OBJECTIVE —
Go through the data below and gather each line containing "structured".

PROVIDED ENTRIES —

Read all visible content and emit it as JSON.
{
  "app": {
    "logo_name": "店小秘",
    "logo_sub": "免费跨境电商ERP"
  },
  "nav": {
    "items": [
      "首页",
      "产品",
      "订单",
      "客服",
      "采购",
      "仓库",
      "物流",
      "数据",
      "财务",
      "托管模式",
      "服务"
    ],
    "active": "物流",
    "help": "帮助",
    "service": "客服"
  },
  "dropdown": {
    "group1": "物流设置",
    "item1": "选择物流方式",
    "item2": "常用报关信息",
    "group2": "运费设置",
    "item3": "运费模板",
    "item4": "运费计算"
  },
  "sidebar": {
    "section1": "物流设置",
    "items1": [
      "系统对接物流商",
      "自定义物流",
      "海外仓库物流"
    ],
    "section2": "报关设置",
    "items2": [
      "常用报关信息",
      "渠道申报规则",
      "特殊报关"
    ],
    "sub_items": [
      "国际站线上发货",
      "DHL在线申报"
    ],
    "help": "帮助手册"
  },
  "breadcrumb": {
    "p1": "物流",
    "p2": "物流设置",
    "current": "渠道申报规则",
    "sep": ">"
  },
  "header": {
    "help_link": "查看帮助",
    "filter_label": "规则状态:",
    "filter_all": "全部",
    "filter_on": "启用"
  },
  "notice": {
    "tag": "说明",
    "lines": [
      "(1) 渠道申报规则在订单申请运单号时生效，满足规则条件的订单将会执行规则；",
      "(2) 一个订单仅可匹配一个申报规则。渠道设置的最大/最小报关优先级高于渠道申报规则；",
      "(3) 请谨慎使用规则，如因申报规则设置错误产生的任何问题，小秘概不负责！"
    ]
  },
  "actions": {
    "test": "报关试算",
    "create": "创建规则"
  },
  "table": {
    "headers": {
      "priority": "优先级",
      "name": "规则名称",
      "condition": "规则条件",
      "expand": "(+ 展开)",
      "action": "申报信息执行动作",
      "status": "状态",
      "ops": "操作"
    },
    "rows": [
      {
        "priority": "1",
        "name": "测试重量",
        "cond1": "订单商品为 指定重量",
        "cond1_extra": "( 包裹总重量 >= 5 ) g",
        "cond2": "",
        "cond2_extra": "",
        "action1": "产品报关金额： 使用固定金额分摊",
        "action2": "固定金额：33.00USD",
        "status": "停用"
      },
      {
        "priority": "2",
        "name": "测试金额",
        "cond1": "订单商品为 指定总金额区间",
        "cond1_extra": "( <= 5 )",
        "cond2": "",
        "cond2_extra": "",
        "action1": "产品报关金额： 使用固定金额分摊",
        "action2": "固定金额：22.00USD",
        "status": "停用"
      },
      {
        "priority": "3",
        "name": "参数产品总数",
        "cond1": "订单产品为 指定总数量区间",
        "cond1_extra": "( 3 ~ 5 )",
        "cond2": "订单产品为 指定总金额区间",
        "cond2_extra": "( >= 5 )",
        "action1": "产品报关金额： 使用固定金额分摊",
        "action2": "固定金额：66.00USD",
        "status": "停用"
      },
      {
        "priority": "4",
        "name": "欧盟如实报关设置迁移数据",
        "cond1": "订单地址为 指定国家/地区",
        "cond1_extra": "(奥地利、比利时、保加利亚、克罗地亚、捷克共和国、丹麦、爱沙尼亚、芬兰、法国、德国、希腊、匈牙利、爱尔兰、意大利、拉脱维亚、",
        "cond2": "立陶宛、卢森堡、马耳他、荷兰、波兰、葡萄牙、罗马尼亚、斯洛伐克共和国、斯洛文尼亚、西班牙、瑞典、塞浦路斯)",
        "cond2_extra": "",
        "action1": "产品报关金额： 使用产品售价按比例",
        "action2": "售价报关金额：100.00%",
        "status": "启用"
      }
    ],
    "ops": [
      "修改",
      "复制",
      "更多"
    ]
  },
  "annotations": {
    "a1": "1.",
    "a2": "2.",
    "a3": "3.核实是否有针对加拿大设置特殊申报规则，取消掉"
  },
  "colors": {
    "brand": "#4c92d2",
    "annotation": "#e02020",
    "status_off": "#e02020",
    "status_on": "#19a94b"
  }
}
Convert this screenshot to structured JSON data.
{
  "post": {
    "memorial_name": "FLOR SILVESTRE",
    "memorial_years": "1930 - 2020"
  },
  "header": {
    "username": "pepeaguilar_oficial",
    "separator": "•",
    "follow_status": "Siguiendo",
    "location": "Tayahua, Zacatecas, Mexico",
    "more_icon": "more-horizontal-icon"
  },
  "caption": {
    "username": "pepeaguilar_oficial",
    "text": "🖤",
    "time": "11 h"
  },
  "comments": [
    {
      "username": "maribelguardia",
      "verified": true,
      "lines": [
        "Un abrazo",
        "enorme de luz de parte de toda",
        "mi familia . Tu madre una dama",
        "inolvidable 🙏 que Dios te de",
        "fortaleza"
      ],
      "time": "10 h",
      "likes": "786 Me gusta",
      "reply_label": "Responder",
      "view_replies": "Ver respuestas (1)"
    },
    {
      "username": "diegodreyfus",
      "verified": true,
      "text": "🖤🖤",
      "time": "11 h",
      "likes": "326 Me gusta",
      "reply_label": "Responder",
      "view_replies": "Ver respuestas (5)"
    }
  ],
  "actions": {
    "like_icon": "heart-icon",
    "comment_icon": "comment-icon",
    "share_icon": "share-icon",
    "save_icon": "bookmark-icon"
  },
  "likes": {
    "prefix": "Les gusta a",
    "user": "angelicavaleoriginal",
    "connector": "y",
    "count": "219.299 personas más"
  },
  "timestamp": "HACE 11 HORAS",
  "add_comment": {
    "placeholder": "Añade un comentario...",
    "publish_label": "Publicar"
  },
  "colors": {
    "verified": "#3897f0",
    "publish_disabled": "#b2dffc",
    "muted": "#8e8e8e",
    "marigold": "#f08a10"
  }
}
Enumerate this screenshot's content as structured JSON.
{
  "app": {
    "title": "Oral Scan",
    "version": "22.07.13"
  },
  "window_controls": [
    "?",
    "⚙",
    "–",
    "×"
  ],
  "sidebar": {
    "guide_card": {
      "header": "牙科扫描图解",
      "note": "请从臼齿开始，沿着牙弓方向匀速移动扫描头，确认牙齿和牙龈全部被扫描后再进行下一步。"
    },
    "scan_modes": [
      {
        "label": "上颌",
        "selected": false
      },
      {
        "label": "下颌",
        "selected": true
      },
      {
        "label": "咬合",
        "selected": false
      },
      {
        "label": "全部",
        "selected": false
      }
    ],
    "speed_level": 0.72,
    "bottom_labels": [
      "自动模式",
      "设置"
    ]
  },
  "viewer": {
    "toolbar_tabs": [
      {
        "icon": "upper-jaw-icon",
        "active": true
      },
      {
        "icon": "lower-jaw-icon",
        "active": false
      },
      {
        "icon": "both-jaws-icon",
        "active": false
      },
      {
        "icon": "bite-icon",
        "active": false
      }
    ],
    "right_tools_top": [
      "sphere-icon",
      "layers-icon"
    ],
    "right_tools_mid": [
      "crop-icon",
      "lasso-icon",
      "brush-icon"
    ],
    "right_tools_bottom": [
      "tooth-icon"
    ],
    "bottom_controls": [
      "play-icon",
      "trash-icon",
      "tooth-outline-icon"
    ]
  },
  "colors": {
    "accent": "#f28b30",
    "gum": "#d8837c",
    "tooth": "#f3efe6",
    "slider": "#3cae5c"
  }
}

RESPONSE —
Convert this screenshot to structured JSON data.
Enumerate this screenshot's content as structured JSON.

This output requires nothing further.